### SUPPLIED ENTRIES
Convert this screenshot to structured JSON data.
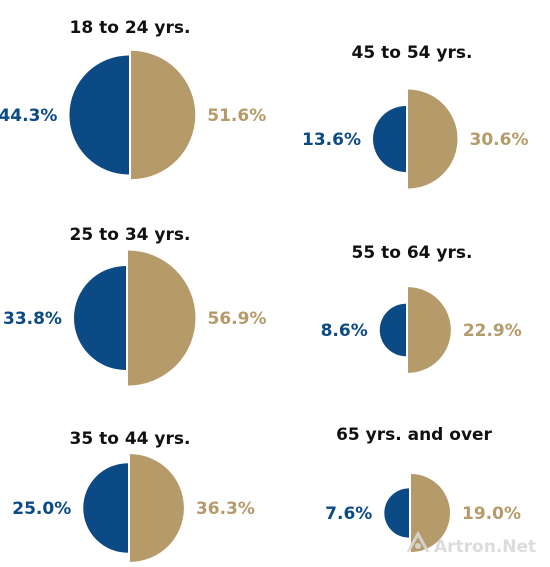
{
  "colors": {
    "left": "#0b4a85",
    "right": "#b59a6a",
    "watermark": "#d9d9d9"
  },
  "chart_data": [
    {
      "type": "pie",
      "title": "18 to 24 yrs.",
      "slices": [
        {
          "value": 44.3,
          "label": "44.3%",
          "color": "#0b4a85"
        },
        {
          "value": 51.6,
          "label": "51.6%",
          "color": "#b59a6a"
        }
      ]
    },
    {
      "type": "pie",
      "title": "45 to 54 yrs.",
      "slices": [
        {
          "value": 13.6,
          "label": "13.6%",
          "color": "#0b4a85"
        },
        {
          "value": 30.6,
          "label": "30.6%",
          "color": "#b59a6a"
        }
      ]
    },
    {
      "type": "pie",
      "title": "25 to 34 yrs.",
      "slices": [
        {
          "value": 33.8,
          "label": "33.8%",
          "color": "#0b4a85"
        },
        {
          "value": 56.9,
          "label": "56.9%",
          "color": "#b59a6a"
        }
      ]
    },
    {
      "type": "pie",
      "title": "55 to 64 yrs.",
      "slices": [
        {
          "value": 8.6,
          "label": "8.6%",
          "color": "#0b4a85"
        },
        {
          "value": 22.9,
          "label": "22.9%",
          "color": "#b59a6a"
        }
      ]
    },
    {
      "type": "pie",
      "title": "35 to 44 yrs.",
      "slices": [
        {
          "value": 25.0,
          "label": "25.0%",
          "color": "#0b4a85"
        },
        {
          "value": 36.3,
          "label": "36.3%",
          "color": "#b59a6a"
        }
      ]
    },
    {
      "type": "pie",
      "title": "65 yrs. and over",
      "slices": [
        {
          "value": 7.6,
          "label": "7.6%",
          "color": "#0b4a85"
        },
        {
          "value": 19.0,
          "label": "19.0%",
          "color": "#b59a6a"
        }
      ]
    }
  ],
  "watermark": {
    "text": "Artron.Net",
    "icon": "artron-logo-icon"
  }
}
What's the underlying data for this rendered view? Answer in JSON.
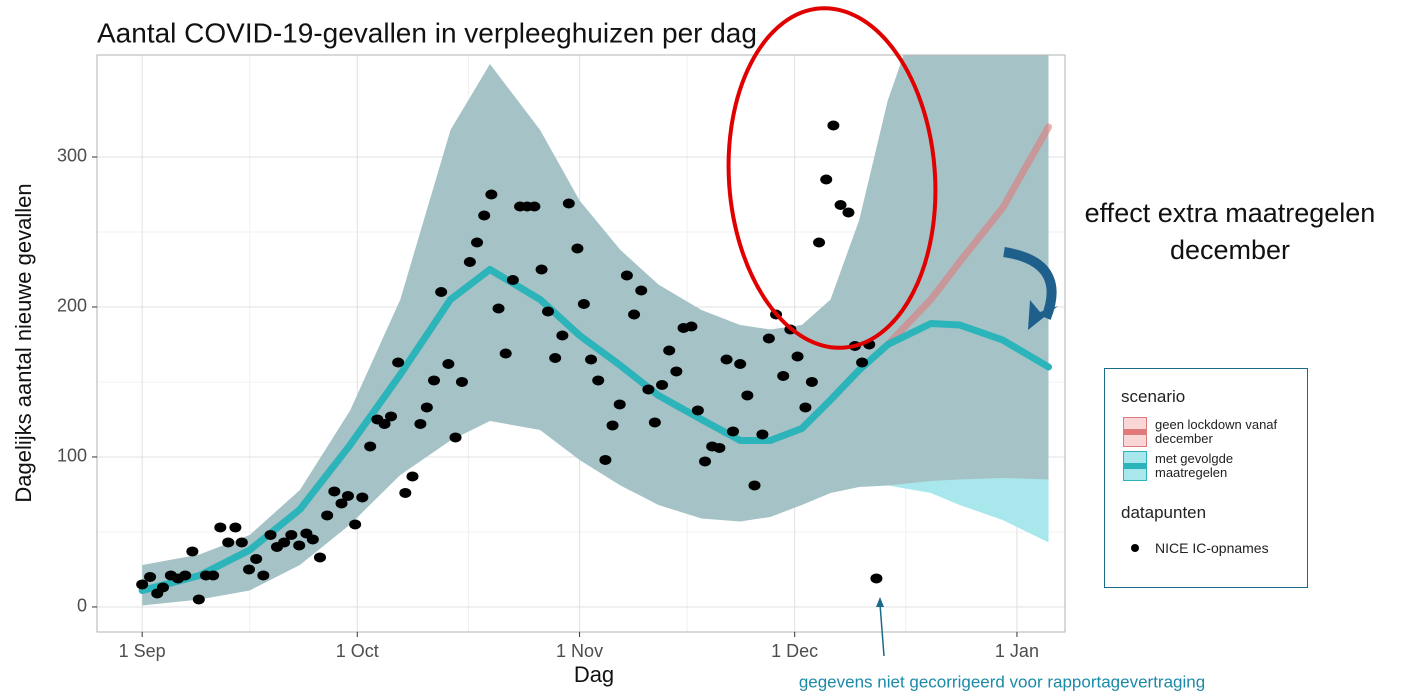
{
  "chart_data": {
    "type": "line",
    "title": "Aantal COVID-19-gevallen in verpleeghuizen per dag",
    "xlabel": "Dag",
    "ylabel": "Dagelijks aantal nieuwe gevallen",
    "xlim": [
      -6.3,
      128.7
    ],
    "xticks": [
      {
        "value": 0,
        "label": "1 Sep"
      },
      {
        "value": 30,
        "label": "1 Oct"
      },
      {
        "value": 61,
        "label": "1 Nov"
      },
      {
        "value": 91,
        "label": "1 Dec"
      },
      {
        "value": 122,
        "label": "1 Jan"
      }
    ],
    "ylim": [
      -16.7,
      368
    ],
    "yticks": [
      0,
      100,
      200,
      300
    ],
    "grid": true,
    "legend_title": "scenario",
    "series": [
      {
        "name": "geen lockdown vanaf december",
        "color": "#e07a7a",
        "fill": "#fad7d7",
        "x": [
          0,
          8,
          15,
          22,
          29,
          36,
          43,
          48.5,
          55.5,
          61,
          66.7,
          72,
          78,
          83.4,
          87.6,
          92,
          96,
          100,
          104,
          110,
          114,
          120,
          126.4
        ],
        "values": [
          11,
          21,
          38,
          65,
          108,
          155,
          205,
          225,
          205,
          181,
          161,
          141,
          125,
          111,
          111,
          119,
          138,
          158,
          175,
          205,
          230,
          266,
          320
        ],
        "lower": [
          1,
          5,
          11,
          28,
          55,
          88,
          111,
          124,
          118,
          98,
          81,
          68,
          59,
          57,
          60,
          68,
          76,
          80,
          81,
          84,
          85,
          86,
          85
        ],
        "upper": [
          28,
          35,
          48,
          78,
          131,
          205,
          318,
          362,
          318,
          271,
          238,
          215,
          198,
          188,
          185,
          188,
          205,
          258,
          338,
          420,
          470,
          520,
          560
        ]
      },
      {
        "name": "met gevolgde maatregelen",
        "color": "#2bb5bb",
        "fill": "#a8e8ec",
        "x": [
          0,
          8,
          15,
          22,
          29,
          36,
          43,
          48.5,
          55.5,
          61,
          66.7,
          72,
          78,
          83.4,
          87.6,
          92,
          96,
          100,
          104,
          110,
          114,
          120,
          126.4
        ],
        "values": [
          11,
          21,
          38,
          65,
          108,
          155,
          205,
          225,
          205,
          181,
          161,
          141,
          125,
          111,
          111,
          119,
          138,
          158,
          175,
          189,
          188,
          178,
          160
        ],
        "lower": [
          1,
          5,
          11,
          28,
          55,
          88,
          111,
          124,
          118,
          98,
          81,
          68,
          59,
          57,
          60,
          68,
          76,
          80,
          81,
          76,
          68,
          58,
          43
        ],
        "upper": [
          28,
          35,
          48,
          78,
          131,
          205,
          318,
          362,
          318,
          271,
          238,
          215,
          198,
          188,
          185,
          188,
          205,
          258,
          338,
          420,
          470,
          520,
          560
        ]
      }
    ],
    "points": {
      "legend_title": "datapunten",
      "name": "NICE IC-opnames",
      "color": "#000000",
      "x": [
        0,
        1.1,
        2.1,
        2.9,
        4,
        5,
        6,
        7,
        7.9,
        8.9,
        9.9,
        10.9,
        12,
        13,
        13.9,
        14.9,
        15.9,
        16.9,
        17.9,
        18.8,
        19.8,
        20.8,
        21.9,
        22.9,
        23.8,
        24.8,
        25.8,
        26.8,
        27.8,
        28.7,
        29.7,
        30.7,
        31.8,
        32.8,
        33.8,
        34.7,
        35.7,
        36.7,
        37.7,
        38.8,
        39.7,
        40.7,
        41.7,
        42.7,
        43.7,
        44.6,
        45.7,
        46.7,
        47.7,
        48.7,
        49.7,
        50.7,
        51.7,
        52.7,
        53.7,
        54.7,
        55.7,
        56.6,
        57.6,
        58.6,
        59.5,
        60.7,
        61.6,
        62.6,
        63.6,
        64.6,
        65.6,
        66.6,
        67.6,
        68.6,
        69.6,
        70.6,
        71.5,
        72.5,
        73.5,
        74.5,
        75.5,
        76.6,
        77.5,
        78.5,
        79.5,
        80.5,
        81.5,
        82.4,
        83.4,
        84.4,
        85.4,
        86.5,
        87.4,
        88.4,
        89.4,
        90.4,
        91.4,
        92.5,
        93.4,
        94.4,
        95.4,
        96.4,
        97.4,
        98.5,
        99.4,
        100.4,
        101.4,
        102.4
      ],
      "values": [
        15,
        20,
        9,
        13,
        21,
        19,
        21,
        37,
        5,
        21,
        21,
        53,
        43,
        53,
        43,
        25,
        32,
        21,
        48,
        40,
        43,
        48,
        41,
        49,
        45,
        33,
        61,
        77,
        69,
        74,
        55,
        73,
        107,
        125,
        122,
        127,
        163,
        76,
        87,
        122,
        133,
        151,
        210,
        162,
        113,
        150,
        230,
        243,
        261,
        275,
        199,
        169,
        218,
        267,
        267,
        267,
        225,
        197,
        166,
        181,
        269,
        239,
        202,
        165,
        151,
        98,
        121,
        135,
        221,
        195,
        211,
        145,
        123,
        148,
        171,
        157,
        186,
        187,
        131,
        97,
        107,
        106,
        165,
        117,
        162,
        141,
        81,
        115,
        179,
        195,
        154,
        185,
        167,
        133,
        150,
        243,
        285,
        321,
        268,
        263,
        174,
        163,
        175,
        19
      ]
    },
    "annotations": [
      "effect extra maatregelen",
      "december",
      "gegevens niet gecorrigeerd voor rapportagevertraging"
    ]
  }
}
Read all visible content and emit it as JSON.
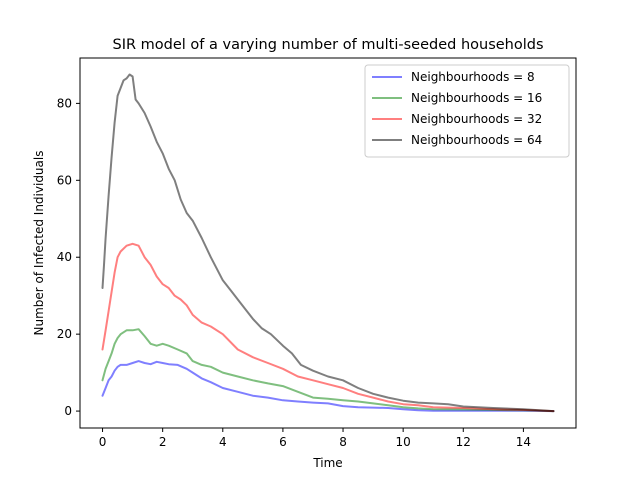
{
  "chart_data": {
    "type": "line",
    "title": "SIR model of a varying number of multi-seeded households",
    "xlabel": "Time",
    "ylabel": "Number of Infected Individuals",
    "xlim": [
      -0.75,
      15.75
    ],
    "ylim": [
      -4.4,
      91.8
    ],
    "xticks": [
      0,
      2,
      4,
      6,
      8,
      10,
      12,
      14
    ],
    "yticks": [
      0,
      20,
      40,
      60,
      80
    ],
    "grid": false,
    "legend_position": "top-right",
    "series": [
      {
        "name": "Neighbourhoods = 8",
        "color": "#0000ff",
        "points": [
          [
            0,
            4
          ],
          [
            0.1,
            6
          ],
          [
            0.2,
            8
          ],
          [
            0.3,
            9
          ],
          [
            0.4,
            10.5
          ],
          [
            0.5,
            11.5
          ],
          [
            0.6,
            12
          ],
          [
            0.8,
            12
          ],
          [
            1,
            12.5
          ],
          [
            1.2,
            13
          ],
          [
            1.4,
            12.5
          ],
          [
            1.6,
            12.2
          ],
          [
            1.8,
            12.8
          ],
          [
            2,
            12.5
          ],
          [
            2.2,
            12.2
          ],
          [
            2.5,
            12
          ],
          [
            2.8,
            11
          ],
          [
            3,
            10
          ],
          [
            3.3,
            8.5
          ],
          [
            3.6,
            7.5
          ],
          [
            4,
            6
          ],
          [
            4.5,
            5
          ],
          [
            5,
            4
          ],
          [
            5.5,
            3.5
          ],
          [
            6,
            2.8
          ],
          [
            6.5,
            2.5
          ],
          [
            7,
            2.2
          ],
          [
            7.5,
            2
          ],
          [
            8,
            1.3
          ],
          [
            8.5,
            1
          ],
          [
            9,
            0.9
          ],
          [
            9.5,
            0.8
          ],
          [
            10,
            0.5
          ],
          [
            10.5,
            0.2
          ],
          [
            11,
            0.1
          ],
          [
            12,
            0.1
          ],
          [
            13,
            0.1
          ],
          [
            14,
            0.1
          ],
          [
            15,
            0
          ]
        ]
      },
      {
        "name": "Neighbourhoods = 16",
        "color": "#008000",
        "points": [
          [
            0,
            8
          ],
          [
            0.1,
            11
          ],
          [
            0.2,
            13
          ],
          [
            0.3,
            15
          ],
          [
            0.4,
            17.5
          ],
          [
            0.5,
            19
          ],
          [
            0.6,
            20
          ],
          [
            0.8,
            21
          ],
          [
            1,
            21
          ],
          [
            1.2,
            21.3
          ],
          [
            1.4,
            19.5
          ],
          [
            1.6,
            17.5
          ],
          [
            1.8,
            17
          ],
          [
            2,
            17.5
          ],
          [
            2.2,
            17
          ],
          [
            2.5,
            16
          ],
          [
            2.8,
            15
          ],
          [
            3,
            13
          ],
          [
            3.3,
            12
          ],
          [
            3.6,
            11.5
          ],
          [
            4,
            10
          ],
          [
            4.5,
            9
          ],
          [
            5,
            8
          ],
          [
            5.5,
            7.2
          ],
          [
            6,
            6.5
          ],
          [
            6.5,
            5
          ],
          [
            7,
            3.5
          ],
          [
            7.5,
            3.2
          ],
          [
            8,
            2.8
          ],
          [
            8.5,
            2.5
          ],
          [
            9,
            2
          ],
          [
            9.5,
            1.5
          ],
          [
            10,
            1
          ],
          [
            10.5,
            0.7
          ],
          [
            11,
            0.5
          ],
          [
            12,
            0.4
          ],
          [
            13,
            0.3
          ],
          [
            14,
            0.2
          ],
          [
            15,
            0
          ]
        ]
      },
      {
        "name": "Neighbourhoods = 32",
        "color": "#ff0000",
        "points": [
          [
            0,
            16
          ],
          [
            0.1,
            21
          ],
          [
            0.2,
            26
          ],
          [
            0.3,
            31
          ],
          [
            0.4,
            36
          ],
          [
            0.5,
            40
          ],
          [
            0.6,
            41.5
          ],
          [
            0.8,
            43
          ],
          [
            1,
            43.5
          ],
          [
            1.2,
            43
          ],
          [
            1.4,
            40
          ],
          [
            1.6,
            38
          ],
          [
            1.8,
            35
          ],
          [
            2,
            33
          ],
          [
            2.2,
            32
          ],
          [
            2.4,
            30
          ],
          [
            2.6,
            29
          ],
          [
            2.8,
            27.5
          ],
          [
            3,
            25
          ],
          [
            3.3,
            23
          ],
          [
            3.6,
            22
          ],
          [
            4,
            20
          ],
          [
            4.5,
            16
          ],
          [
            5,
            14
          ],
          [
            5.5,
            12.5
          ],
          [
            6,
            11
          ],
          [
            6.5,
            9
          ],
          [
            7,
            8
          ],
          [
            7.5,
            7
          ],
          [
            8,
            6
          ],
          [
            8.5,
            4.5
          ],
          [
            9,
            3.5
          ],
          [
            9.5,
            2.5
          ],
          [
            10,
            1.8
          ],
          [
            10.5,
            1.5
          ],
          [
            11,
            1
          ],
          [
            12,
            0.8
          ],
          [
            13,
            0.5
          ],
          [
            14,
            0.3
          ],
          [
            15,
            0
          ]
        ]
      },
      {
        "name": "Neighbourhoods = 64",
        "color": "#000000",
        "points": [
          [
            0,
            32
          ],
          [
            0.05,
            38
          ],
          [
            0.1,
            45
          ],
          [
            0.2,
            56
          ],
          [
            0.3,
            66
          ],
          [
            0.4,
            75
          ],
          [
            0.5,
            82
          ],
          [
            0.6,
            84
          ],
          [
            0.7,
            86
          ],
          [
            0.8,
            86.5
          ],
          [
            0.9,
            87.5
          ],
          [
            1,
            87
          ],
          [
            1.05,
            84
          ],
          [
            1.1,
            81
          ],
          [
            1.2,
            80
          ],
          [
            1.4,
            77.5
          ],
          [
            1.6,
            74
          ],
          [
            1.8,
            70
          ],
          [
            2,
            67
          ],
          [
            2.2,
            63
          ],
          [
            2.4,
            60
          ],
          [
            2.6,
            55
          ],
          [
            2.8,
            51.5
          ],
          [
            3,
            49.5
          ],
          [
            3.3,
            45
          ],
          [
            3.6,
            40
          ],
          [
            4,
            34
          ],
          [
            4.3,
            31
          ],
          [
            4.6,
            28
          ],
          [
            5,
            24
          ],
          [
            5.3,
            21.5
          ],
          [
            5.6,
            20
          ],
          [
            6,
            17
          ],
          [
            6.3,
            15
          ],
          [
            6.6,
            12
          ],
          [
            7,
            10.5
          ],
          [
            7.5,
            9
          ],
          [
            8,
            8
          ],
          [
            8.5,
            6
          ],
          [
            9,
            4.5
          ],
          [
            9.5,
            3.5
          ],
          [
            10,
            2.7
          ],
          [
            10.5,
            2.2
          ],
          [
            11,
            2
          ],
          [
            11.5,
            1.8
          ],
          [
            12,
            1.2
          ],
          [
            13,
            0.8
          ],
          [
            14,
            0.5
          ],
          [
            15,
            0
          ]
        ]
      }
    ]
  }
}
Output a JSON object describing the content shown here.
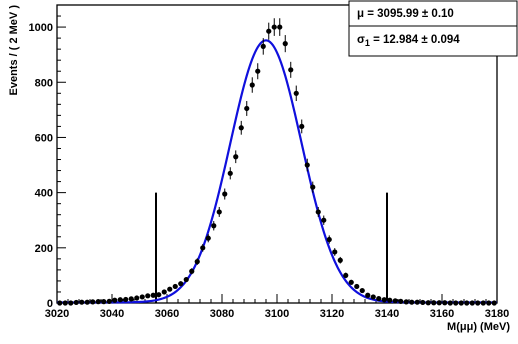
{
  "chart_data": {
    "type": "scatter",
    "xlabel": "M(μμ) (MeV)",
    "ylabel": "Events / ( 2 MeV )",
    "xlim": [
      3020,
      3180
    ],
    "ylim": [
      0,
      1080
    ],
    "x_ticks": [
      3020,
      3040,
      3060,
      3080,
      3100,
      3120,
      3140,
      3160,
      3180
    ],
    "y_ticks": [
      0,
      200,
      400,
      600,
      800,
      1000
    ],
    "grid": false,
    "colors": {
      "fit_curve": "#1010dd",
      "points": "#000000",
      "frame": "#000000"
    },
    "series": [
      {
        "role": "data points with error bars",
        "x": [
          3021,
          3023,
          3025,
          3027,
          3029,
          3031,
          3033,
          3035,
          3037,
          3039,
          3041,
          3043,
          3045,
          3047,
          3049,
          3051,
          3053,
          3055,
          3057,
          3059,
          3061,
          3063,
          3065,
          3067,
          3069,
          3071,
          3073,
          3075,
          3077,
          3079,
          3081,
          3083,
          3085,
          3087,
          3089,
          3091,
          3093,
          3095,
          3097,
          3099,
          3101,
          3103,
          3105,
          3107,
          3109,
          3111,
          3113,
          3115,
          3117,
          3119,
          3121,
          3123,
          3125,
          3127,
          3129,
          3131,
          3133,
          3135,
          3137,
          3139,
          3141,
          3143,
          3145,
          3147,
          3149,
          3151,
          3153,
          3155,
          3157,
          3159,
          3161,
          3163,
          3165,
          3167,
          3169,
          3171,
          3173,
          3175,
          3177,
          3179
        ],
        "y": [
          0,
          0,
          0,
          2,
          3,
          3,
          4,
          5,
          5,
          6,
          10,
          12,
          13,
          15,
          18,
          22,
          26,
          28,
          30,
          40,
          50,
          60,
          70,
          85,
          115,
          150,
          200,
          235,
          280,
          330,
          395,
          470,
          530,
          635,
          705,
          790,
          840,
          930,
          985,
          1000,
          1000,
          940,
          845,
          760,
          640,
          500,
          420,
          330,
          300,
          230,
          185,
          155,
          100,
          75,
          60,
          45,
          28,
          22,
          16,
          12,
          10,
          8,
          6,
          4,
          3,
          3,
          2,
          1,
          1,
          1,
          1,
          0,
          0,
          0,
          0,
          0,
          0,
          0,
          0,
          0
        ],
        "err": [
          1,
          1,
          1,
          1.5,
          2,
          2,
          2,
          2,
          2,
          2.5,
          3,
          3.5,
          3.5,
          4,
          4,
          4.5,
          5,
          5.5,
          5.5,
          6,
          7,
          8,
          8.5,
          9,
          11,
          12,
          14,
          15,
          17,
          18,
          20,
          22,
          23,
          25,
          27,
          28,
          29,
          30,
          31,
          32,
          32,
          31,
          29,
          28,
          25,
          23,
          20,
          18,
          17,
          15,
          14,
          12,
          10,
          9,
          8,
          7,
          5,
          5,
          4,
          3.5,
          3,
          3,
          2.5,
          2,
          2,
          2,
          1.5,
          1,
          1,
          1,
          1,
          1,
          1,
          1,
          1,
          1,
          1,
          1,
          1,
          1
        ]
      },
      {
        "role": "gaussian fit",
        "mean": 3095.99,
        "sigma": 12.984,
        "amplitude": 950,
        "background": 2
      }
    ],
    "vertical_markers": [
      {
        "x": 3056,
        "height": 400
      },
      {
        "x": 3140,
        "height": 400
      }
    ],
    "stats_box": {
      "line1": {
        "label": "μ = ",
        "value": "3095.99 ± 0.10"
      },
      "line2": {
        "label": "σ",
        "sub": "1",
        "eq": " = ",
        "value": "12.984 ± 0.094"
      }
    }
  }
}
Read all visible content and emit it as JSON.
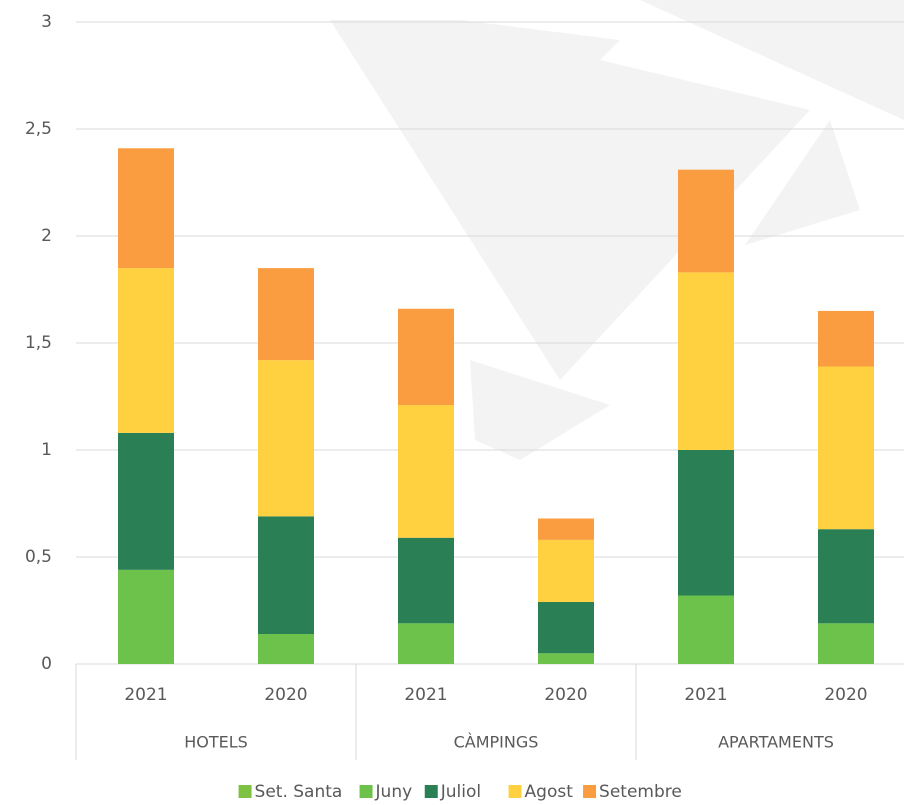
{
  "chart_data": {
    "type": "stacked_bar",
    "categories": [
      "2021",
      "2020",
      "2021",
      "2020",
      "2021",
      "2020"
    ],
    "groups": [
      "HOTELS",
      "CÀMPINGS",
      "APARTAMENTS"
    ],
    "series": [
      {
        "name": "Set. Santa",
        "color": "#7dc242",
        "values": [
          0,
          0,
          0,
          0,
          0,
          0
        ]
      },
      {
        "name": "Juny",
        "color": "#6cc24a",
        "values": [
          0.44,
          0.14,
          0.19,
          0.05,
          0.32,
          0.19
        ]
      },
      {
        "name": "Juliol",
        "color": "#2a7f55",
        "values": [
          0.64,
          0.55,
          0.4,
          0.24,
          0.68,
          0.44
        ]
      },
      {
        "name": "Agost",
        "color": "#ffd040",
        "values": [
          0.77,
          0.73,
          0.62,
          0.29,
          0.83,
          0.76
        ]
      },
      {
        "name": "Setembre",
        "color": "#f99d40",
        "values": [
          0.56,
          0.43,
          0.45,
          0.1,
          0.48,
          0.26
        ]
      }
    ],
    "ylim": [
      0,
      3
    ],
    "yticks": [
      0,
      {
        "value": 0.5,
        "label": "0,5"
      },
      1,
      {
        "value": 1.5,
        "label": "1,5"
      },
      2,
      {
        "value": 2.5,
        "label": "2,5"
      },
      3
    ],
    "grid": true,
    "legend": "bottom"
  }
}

### YOUR OBJECTIVE
Identify the lines in the entries above that contain "ylabel", then copy them out.

### SOLVED EXERCISE
    "ylabel": "Dagelijks aantal nieuwe gevallen",
    "ylabel": "Number of Infected Individuals",
    "ylabel": "Events / ( 2 MeV )",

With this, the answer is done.